Data section »
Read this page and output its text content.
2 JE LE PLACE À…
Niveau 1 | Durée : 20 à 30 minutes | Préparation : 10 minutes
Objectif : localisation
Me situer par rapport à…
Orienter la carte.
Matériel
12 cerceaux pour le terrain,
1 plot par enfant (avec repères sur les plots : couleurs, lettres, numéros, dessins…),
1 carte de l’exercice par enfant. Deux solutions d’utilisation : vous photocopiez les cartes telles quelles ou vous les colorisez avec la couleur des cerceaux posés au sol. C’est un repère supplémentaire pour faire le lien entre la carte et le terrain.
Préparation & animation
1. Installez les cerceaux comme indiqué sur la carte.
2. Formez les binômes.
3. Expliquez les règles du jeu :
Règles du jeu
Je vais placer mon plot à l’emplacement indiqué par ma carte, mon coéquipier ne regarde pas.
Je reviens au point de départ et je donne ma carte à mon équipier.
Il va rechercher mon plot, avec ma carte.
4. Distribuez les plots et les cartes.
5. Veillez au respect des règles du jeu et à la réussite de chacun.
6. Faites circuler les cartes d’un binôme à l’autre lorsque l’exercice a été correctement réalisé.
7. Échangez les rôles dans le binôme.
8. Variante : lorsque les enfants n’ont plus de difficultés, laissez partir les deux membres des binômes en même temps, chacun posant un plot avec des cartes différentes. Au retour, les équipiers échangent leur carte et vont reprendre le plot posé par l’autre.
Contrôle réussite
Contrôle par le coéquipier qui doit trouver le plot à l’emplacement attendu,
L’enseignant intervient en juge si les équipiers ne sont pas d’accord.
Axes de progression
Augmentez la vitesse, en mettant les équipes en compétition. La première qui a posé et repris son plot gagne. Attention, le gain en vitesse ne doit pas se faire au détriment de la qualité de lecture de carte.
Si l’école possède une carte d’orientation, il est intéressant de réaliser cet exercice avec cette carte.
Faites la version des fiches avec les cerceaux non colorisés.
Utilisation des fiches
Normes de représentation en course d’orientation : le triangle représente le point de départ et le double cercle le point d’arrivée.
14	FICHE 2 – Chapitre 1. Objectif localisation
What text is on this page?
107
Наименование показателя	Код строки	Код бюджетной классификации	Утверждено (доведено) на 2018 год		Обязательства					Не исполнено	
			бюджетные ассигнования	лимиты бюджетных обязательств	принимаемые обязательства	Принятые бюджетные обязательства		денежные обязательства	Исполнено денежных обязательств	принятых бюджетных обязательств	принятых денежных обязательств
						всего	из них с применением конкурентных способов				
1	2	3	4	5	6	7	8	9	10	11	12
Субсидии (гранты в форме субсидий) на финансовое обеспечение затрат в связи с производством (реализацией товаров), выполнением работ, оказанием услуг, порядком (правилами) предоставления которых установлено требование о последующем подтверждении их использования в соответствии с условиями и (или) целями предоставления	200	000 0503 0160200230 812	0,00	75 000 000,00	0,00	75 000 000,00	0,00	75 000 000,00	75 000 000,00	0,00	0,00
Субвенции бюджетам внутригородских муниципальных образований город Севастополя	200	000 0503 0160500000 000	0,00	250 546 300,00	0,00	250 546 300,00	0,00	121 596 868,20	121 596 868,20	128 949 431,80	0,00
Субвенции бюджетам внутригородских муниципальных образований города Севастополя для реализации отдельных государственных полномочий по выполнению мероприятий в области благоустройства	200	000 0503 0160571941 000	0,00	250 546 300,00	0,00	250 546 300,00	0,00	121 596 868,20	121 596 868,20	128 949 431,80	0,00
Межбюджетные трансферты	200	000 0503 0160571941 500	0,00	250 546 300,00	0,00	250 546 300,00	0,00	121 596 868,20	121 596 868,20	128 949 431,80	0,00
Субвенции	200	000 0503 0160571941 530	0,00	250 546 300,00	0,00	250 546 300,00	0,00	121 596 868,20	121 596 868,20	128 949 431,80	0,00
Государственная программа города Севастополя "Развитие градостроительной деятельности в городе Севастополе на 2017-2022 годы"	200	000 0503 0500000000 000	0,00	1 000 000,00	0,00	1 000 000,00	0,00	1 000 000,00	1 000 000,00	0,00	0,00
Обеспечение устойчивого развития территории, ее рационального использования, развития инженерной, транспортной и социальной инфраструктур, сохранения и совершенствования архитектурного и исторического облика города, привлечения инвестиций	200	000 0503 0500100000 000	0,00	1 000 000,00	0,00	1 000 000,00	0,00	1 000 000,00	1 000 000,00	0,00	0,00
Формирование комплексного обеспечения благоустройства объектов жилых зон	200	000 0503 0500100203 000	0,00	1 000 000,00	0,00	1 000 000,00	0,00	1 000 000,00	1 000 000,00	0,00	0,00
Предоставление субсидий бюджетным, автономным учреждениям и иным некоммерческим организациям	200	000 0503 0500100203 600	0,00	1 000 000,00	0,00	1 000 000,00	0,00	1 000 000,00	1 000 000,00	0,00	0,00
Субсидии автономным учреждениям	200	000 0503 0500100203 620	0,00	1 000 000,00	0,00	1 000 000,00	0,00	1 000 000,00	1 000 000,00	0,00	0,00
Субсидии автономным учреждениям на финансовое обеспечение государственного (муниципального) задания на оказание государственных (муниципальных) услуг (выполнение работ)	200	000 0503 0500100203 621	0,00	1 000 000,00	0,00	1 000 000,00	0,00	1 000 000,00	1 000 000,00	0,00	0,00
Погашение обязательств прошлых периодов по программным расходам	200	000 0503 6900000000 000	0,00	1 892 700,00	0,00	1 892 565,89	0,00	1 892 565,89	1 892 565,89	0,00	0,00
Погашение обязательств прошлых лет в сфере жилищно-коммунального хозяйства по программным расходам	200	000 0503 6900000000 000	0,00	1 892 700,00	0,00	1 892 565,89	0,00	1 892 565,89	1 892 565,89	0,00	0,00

Short task » Print all of the entries again, exactly as written.

The output »
Read this page and output its text content.
2 JE LE PLACE À…
Niveau 1 | Durée : 20 à 30 minutes | Préparation : 10 minutes
Objectif : localisation
Me situer par rapport à…
Orienter la carte.
Matériel
12 cerceaux pour le terrain,
1 plot par enfant (avec repères sur les plots : couleurs, lettres, numéros, dessins…),
1 carte de l’exercice par enfant. Deux solutions d’utilisation : vous photocopiez les cartes telles quelles ou vous les colorisez avec la couleur des cerceaux posés au sol. C’est un repère supplémentaire pour faire le lien entre la carte et le terrain.
Préparation & animation
1. Installez les cerceaux comme indiqué sur la carte.
2. Formez les binômes.
3. Expliquez les règles du jeu :
Règles du jeu
Je vais placer mon plot à l’emplacement indiqué par ma carte, mon coéquipier ne regarde pas.
Je reviens au point de départ et je donne ma carte à mon équipier.
Il va rechercher mon plot, avec ma carte.
4. Distribuez les plots et les cartes.
5. Veillez au respect des règles du jeu et à la réussite de chacun.
6. Faites circuler les cartes d’un binôme à l’autre lorsque l’exercice a été correctement réalisé.
7. Échangez les rôles dans le binôme.
8. Variante : lorsque les enfants n’ont plus de difficultés, laissez partir les deux membres des binômes en même temps, chacun posant un plot avec des cartes différentes. Au retour, les équipiers échangent leur carte et vont reprendre le plot posé par l’autre.
Contrôle réussite
Contrôle par le coéquipier qui doit trouver le plot à l’emplacement attendu,
L’enseignant intervient en juge si les équipiers ne sont pas d’accord.
Axes de progression
Augmentez la vitesse, en mettant les équipes en compétition. La première qui a posé et repris son plot gagne. Attention, le gain en vitesse ne doit pas se faire au détriment de la qualité de lecture de carte.
Si l’école possède une carte d’orientation, il est intéressant de réaliser cet exercice avec cette carte.
Faites la version des fiches avec les cerceaux non colorisés.
Utilisation des fiches
Normes de représentation en course d’orientation : le triangle représente le point de départ et le double cercle le point d’arrivée.
14	FICHE 2 – Chapitre 1. Objectif localisation
What text is on this page?
107
Наименование показателя	Код строки	Код бюджетной классификации	Утверждено (доведено) на 2018 год		Обязательства					Не исполнено	
			бюджетные ассигнования	лимиты бюджетных обязательств	принимаемые обязательства	Принятые бюджетные обязательства		денежные обязательства	Исполнено денежных обязательств	принятых бюджетных обязательств	принятых денежных обязательств
						всего	из них с применением конкурентных способов				
1	2	3	4	5	6	7	8	9	10	11	12
Субсидии (гранты в форме субсидий) на финансовое обеспечение затрат в связи с производством (реализацией товаров), выполнением работ, оказанием услуг, порядком (правилами) предоставления которых установлено требование о последующем подтверждении их использования в соответствии с условиями и (или) целями предоставления	200	000 0503 0160200230 812	0,00	75 000 000,00	0,00	75 000 000,00	0,00	75 000 000,00	75 000 000,00	0,00	0,00
Субвенции бюджетам внутригородских муниципальных образований город Севастополя	200	000 0503 0160500000 000	0,00	250 546 300,00	0,00	250 546 300,00	0,00	121 596 868,20	121 596 868,20	128 949 431,80	0,00
Субвенции бюджетам внутригородских муниципальных образований города Севастополя для реализации отдельных государственных полномочий по выполнению мероприятий в области благоустройства	200	000 0503 0160571941 000	0,00	250 546 300,00	0,00	250 546 300,00	0,00	121 596 868,20	121 596 868,20	128 949 431,80	0,00
Межбюджетные трансферты	200	000 0503 0160571941 500	0,00	250 546 300,00	0,00	250 546 300,00	0,00	121 596 868,20	121 596 868,20	128 949 431,80	0,00
Субвенции	200	000 0503 0160571941 530	0,00	250 546 300,00	0,00	250 546 300,00	0,00	121 596 868,20	121 596 868,20	128 949 431,80	0,00
Государственная программа города Севастополя "Развитие градостроительной деятельности в городе Севастополе на 2017-2022 годы"	200	000 0503 0500000000 000	0,00	1 000 000,00	0,00	1 000 000,00	0,00	1 000 000,00	1 000 000,00	0,00	0,00
Обеспечение устойчивого развития территории, ее рационального использования, развития инженерной, транспортной и социальной инфраструктур, сохранения и совершенствования архитектурного и исторического облика города, привлечения инвестиций	200	000 0503 0500100000 000	0,00	1 000 000,00	0,00	1 000 000,00	0,00	1 000 000,00	1 000 000,00	0,00	0,00
Формирование комплексного обеспечения благоустройства объектов жилых зон	200	000 0503 0500100203 000	0,00	1 000 000,00	0,00	1 000 000,00	0,00	1 000 000,00	1 000 000,00	0,00	0,00
Предоставление субсидий бюджетным, автономным учреждениям и иным некоммерческим организациям	200	000 0503 0500100203 600	0,00	1 000 000,00	0,00	1 000 000,00	0,00	1 000 000,00	1 000 000,00	0,00	0,00
Субсидии автономным учреждениям	200	000 0503 0500100203 620	0,00	1 000 000,00	0,00	1 000 000,00	0,00	1 000 000,00	1 000 000,00	0,00	0,00
Субсидии автономным учреждениям на финансовое обеспечение государственного (муниципального) задания на оказание государственных (муниципальных) услуг (выполнение работ)	200	000 0503 0500100203 621	0,00	1 000 000,00	0,00	1 000 000,00	0,00	1 000 000,00	1 000 000,00	0,00	0,00
Погашение обязательств прошлых периодов по программным расходам	200	000 0503 6900000000 000	0,00	1 892 700,00	0,00	1 892 565,89	0,00	1 892 565,89	1 892 565,89	0,00	0,00
Погашение обязательств прошлых лет в сфере жилищно-коммунального хозяйства по программным расходам	200	000 0503 6900000000 000	0,00	1 892 700,00	0,00	1 892 565,89	0,00	1 892 565,89	1 892 565,89	0,00	0,00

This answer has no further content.